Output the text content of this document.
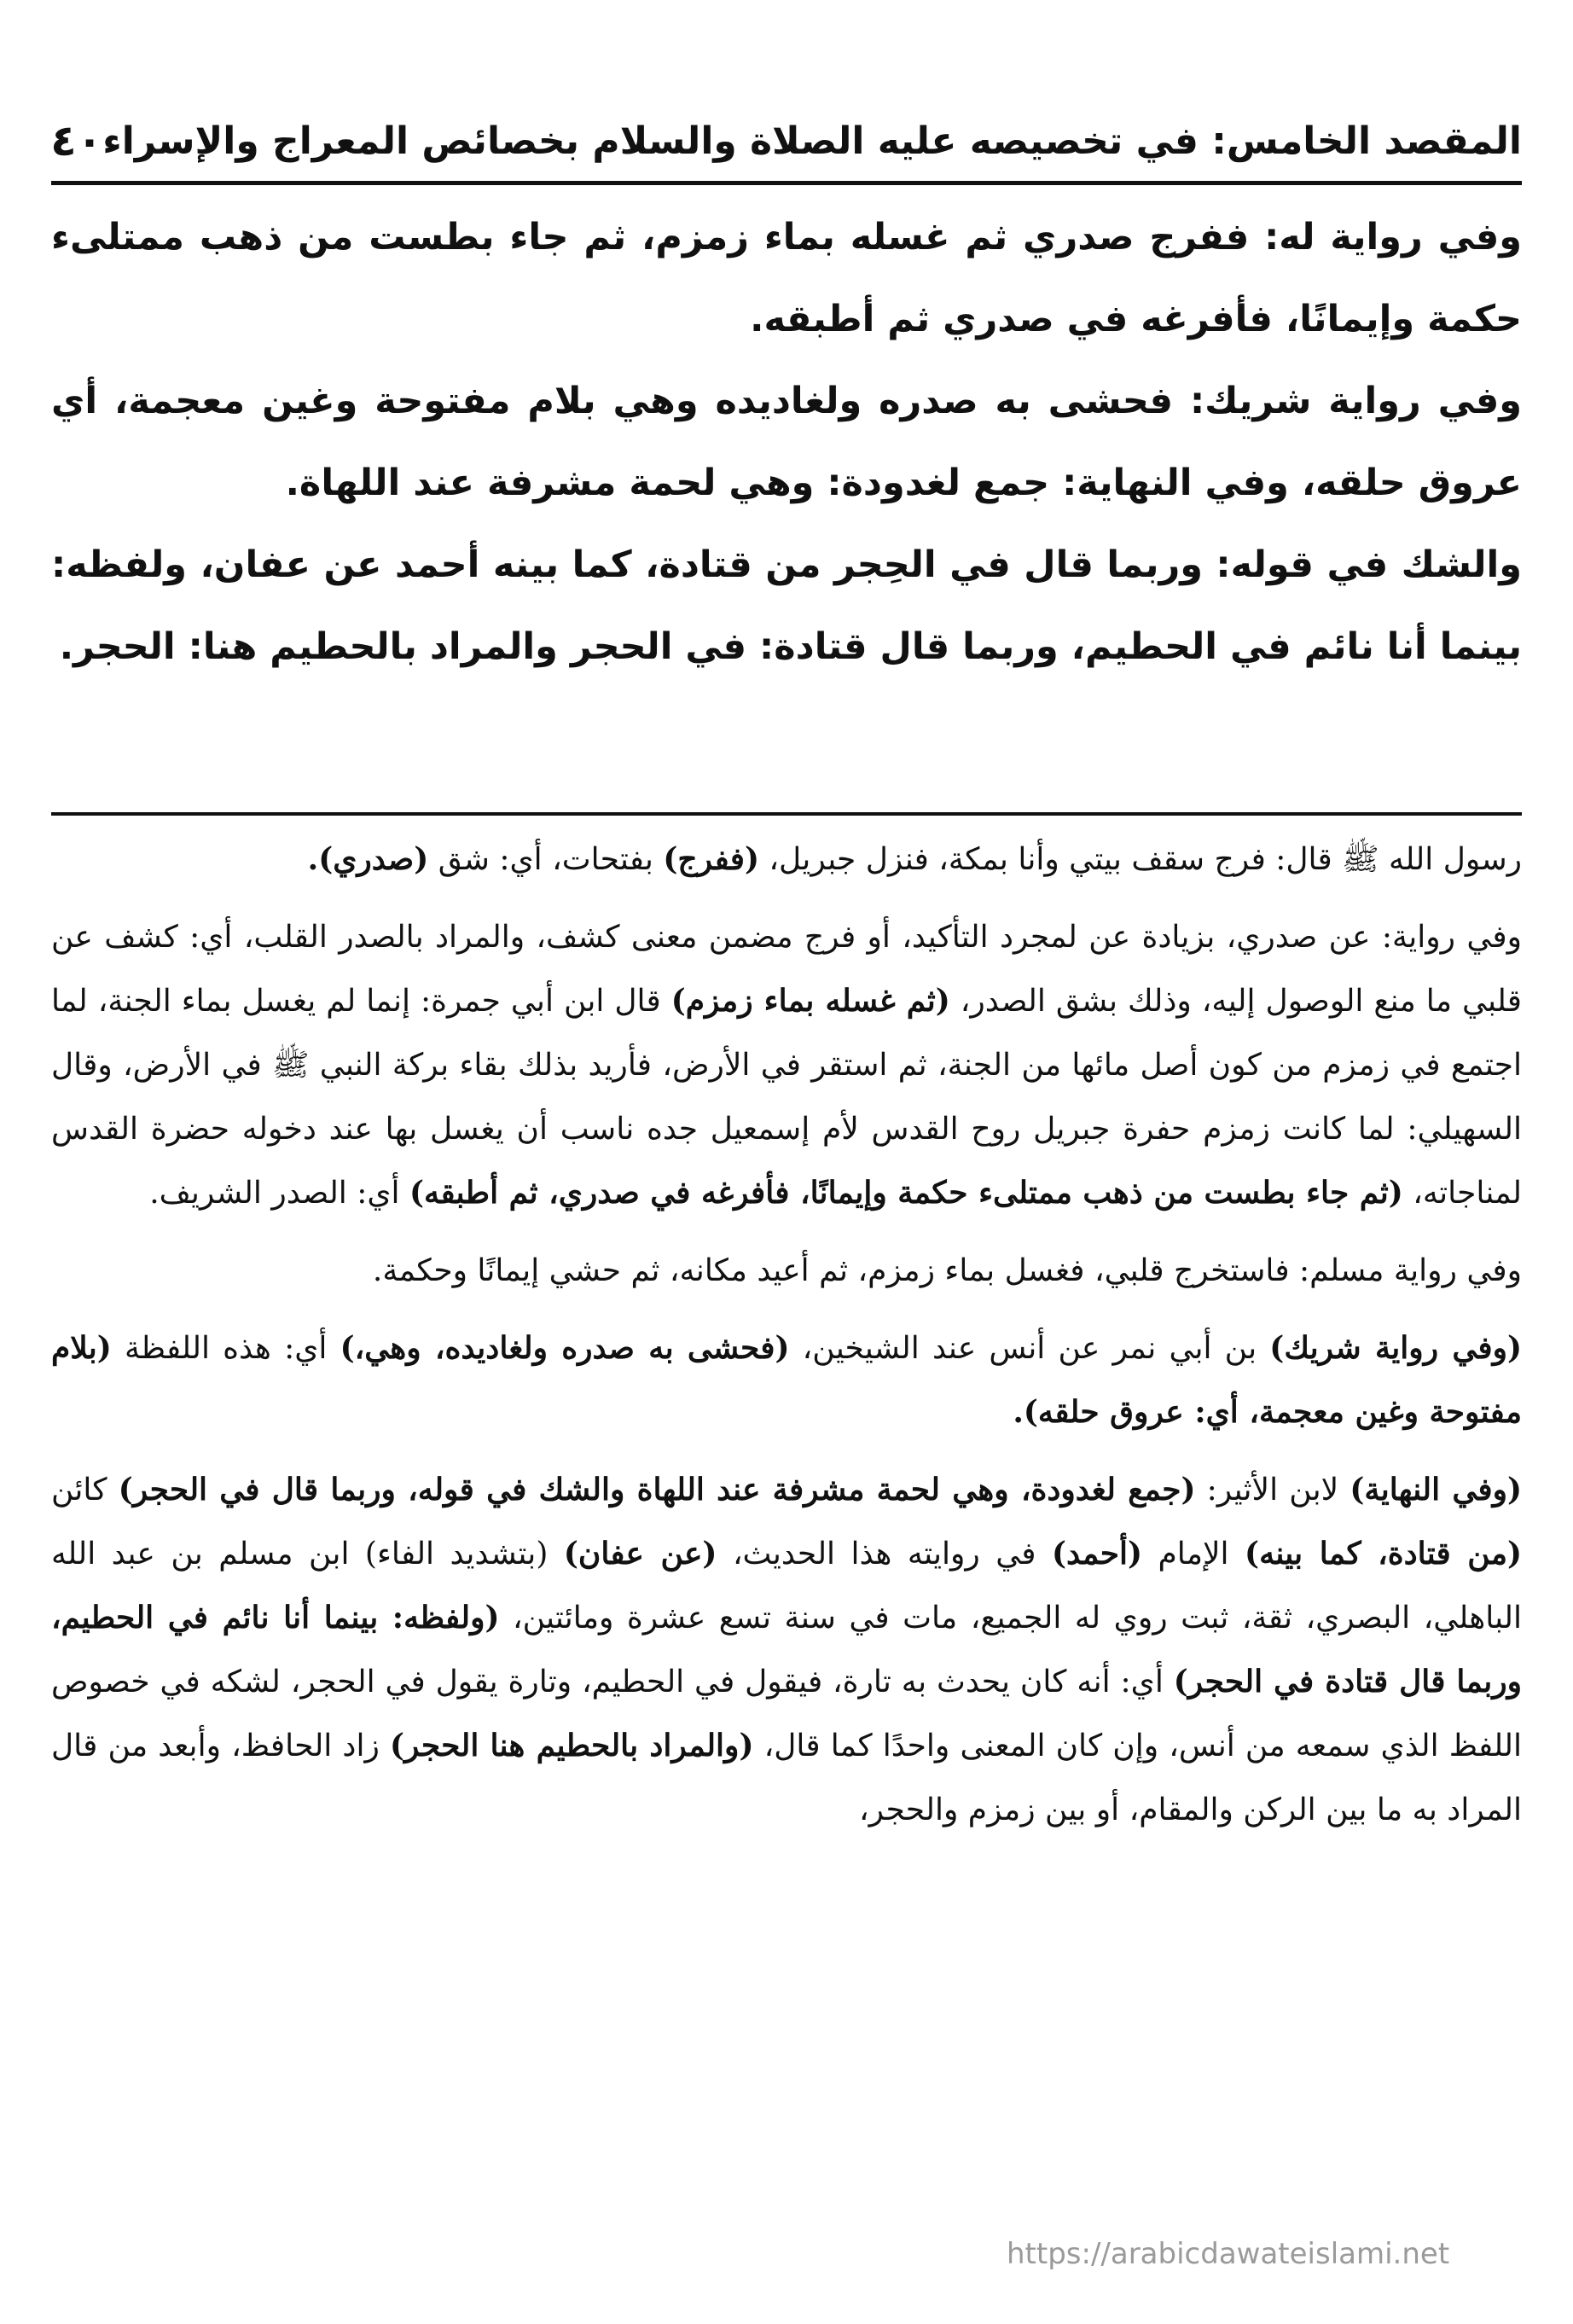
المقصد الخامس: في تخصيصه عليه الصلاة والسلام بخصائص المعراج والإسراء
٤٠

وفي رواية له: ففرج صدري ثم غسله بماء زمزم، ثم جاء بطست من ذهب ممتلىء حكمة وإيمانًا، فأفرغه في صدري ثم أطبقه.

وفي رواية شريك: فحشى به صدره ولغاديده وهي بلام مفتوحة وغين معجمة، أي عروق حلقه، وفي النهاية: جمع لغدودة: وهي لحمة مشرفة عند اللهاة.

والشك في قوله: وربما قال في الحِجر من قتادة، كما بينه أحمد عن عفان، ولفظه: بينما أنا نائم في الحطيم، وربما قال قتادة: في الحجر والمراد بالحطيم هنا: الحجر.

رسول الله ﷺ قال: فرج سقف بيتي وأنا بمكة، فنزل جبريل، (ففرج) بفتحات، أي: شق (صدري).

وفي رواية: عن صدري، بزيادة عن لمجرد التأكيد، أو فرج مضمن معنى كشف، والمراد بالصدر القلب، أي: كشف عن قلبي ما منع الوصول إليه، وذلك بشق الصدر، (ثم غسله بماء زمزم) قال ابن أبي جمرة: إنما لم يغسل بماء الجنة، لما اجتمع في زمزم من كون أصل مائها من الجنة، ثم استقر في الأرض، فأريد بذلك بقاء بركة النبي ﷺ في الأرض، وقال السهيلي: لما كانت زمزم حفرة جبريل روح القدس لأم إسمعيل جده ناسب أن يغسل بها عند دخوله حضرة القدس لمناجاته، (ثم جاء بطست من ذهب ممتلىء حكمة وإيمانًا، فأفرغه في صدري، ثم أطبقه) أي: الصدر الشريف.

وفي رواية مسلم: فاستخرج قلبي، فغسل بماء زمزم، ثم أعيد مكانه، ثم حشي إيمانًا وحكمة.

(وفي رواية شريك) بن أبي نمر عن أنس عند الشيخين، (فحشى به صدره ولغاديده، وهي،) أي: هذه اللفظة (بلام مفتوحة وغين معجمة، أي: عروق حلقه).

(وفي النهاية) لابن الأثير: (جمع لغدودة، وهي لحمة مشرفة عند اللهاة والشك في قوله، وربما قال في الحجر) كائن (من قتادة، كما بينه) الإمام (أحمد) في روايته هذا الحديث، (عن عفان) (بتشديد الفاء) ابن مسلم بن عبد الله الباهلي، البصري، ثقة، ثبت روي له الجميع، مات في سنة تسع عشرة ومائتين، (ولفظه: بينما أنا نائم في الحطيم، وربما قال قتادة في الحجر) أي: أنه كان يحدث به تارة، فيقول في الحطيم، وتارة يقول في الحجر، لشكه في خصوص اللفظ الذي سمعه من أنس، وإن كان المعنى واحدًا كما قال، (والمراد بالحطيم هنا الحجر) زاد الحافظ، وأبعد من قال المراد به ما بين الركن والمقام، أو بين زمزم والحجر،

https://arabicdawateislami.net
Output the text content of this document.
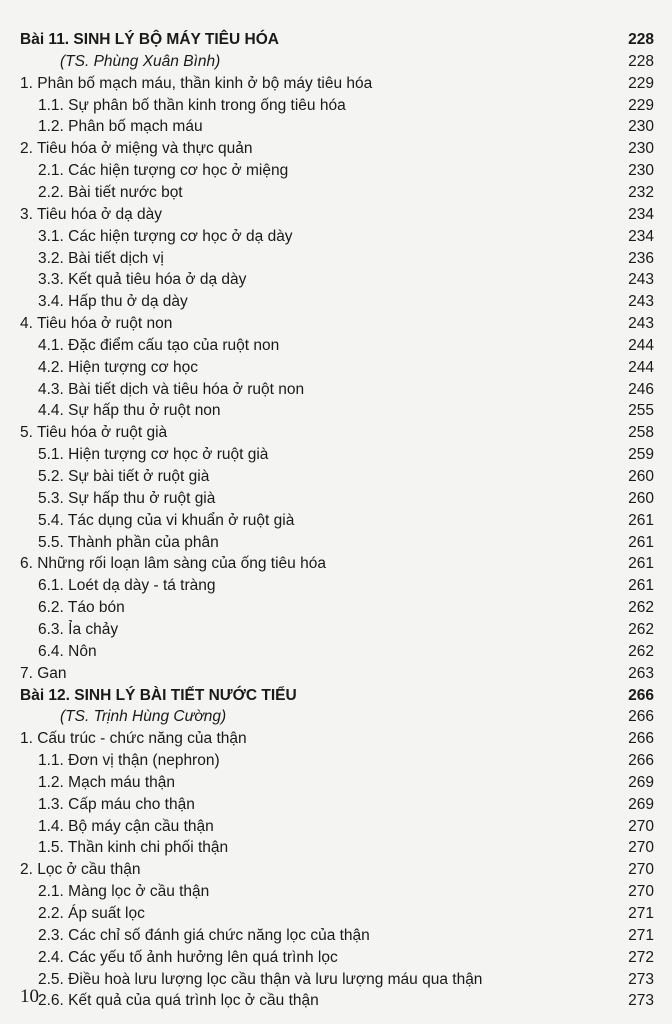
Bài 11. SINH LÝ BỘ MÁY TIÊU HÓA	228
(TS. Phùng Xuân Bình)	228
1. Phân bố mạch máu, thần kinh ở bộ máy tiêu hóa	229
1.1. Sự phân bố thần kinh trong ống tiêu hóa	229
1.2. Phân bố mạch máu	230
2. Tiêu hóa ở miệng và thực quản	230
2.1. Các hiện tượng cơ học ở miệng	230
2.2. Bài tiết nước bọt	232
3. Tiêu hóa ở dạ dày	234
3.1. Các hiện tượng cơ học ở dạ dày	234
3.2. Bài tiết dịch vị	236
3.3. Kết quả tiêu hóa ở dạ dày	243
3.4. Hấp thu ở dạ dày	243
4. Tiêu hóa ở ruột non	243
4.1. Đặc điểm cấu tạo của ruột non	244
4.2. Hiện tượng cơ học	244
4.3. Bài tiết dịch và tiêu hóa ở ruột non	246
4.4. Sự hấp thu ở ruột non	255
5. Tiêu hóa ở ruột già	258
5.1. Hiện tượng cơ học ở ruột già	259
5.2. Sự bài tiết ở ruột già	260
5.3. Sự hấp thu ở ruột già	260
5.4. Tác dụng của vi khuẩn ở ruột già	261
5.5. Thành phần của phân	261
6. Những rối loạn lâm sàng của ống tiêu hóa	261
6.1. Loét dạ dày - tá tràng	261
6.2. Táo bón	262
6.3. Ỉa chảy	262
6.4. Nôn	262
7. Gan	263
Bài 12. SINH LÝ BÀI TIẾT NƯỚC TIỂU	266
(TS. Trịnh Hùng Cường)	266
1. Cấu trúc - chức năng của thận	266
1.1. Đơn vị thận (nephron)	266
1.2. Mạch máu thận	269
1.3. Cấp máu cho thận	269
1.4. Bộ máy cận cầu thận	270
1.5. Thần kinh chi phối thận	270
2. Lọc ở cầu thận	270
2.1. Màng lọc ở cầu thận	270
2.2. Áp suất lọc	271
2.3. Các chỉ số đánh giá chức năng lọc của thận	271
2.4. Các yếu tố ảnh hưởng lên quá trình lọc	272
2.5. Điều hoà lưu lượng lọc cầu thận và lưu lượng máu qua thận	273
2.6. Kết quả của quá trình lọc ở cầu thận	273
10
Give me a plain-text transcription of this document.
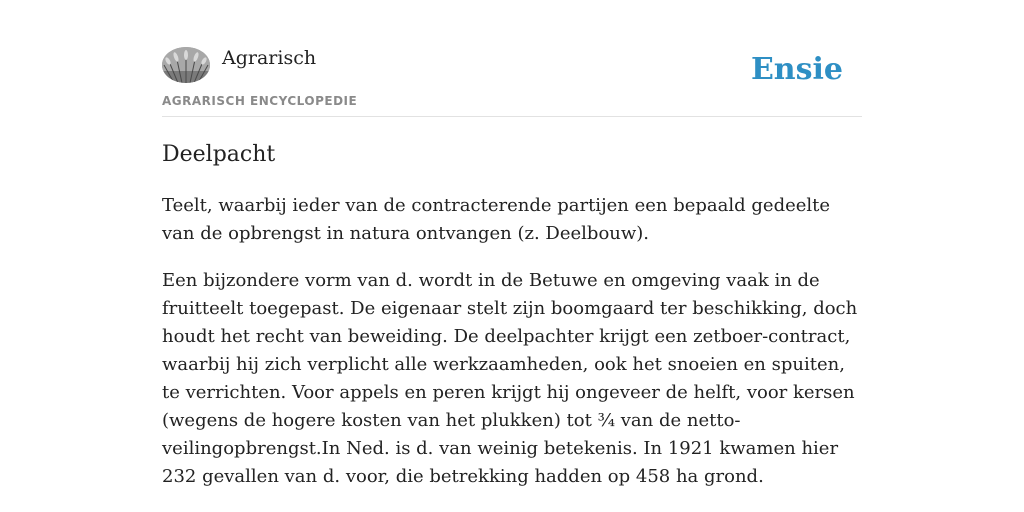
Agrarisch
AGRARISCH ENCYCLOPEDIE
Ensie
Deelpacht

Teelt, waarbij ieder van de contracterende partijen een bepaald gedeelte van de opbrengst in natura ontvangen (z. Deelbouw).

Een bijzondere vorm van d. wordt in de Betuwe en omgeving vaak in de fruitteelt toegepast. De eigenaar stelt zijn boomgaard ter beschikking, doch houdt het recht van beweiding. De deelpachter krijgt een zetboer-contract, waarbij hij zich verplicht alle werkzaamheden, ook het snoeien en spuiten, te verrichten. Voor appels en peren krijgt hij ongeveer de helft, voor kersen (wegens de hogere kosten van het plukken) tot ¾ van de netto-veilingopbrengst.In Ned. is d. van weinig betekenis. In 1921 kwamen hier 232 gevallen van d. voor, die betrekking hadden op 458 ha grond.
==============================
#### What to work on
Starting at the line that holds "Give me a plain-text", repeat every line through the end of the listing exactly as written, skipping any picture.

#### Task result
Give me a plain-text transcription of this document.
Agrarisch
AGRARISCH ENCYCLOPEDIE
Ensie
Deelpacht

Teelt, waarbij ieder van de contracterende partijen een bepaald gedeelte van de opbrengst in natura ontvangen (z. Deelbouw).

Een bijzondere vorm van d. wordt in de Betuwe en omgeving vaak in de fruitteelt toegepast. De eigenaar stelt zijn boomgaard ter beschikking, doch houdt het recht van beweiding. De deelpachter krijgt een zetboer-contract, waarbij hij zich verplicht alle werkzaamheden, ook het snoeien en spuiten, te verrichten. Voor appels en peren krijgt hij ongeveer de helft, voor kersen (wegens de hogere kosten van het plukken) tot ¾ van de netto-veilingopbrengst.In Ned. is d. van weinig betekenis. In 1921 kwamen hier 232 gevallen van d. voor, die betrekking hadden op 458 ha grond.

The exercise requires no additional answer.